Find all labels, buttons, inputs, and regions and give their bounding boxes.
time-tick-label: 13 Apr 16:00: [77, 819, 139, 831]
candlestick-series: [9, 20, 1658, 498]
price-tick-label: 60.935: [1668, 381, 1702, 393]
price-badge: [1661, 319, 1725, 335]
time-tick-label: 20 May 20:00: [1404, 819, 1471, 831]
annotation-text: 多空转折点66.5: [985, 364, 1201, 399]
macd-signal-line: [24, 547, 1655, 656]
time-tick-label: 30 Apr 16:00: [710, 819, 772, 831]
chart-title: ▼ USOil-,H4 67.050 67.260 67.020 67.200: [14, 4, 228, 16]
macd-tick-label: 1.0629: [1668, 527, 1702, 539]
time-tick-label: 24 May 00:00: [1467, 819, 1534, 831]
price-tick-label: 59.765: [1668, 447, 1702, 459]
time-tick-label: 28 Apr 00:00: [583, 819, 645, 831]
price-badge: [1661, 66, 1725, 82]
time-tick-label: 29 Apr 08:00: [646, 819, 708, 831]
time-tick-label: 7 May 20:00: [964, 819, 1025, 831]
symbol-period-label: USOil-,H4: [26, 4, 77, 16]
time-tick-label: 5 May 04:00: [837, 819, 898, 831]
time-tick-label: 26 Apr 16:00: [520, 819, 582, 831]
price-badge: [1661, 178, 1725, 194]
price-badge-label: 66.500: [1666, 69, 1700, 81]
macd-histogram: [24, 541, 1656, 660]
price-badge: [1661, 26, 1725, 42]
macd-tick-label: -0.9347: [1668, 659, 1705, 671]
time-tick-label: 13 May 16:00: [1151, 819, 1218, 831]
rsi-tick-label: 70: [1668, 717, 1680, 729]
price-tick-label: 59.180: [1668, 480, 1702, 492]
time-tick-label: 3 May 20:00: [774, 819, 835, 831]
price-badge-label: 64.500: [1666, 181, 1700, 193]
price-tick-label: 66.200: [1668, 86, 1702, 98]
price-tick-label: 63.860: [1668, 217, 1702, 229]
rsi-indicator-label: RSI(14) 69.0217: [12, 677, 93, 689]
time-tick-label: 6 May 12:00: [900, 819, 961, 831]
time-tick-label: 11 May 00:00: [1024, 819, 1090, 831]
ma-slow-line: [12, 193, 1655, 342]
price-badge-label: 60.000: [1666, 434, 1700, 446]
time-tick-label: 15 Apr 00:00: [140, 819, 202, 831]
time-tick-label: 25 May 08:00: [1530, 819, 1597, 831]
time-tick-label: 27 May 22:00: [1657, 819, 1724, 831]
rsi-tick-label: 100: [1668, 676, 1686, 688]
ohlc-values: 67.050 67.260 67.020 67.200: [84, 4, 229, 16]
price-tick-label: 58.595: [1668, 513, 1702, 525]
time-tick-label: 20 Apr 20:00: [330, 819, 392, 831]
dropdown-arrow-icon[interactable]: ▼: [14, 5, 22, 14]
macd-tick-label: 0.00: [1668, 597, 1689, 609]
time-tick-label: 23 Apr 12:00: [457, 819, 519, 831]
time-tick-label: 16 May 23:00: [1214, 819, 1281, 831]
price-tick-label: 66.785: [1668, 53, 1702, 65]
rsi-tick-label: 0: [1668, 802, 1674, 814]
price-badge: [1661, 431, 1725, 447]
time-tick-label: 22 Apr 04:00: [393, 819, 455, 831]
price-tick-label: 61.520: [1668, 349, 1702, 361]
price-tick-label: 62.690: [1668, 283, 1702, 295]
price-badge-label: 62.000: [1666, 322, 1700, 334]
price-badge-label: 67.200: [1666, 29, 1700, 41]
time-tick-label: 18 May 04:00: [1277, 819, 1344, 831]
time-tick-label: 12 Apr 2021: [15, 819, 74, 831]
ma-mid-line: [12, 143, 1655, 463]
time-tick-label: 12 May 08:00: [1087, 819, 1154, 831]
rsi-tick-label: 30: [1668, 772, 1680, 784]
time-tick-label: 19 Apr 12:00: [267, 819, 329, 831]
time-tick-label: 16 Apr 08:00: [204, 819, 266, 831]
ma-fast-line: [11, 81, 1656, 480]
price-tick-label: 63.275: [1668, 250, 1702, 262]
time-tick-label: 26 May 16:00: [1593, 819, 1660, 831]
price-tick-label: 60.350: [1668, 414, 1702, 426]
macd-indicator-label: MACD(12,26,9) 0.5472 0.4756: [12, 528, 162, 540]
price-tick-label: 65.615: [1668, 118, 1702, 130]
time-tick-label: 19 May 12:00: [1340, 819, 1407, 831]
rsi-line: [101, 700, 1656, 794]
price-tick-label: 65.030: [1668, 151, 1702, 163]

#### Exercise
Give only the number of lines in the listing above that contain the string "USOil".

#### Completed task
2